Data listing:
— begin —
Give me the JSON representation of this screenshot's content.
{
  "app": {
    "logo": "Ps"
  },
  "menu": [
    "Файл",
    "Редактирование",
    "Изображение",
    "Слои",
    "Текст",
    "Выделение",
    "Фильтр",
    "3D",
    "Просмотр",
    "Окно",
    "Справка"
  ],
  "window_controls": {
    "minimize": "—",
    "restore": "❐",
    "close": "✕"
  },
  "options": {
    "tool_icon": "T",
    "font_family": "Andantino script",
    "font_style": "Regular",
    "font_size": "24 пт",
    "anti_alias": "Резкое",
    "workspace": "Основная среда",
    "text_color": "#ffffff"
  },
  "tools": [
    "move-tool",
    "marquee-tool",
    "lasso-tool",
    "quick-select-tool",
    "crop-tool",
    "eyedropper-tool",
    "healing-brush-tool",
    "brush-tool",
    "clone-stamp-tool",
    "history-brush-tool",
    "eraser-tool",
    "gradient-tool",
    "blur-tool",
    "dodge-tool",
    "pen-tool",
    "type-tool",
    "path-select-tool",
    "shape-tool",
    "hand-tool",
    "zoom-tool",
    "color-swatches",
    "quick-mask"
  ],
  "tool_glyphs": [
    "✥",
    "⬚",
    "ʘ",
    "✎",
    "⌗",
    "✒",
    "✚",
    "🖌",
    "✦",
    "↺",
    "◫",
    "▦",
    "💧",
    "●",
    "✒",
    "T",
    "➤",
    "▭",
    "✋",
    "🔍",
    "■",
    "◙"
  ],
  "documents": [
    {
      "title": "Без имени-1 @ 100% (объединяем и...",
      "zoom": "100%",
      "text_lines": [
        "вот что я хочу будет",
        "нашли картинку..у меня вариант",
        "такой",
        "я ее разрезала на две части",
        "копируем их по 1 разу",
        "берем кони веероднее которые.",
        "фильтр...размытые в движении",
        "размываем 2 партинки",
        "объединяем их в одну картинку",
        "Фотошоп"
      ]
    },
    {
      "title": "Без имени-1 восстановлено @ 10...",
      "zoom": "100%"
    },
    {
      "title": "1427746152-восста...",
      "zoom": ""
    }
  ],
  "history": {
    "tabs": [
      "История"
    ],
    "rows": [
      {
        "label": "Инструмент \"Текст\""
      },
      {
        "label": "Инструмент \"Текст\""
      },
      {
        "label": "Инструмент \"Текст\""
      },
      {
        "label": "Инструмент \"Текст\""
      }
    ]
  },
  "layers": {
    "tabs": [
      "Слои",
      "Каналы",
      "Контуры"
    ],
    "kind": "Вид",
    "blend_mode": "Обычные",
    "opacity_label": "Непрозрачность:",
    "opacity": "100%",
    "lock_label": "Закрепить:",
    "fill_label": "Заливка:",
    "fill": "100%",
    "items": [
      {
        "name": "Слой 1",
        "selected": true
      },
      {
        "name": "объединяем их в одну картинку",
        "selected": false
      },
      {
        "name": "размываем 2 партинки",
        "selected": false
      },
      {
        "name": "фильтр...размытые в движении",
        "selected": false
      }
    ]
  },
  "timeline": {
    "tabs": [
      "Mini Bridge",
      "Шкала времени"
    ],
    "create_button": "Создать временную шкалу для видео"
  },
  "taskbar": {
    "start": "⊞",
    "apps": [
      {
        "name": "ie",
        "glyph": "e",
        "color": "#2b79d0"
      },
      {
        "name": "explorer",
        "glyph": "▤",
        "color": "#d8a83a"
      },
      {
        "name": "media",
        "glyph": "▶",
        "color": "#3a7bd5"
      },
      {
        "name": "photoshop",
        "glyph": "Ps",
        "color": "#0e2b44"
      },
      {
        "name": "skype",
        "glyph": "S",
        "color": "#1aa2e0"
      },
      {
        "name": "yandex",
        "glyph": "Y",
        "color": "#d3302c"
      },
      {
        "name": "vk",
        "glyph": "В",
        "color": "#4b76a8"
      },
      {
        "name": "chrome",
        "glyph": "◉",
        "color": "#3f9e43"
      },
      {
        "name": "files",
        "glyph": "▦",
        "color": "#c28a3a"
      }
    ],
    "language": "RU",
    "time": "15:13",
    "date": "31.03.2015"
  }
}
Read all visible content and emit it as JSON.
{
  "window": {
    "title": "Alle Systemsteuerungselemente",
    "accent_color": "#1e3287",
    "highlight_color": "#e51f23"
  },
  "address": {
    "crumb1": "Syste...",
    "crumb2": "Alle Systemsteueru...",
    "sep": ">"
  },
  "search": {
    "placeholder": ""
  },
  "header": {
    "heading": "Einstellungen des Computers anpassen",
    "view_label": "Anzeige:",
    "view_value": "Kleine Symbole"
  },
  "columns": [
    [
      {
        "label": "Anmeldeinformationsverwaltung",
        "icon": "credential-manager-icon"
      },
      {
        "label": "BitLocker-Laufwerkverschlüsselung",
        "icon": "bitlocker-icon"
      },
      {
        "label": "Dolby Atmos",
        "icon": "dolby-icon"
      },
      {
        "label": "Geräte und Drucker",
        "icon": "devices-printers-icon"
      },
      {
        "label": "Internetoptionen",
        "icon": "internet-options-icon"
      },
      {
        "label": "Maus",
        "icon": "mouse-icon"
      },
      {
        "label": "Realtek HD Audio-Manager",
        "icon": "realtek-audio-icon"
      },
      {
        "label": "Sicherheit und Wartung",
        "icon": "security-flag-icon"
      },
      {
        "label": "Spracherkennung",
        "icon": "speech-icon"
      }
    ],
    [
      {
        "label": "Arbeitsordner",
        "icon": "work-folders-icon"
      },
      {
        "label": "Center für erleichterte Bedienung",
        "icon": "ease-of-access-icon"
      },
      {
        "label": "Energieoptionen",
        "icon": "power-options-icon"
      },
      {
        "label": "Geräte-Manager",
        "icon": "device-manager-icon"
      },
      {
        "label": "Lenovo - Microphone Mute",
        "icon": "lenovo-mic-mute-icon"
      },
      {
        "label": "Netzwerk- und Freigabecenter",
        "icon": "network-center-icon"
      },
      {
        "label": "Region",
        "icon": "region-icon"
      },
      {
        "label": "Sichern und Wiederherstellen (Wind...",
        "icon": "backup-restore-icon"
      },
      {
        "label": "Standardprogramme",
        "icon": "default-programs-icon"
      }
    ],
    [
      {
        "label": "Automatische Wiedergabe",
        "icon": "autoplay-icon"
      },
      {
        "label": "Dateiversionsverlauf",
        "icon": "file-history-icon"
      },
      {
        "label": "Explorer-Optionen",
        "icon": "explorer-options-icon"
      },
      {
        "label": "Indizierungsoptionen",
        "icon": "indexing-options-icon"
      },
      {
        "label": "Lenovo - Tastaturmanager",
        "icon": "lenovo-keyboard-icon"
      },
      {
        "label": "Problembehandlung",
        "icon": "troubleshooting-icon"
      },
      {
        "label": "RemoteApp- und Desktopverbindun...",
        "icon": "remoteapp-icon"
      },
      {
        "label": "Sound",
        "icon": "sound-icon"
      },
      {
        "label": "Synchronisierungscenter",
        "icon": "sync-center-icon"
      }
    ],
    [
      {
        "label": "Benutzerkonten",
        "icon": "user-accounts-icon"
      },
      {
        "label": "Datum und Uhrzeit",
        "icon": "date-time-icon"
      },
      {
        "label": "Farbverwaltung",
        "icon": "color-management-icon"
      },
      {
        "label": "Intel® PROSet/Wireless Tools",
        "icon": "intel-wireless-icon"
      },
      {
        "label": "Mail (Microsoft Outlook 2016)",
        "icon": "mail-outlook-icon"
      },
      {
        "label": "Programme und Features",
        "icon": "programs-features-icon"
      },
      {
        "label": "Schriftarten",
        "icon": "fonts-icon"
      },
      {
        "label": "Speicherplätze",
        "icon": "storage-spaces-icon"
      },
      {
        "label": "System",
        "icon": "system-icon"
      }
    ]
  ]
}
— end —
Each line above that includes "объединяем" should be shown.

      "title": "Без имени-1 @ 100% (объединяем и...",
        "объединяем их в одну картинку",
        "name": "объединяем их в одну картинку",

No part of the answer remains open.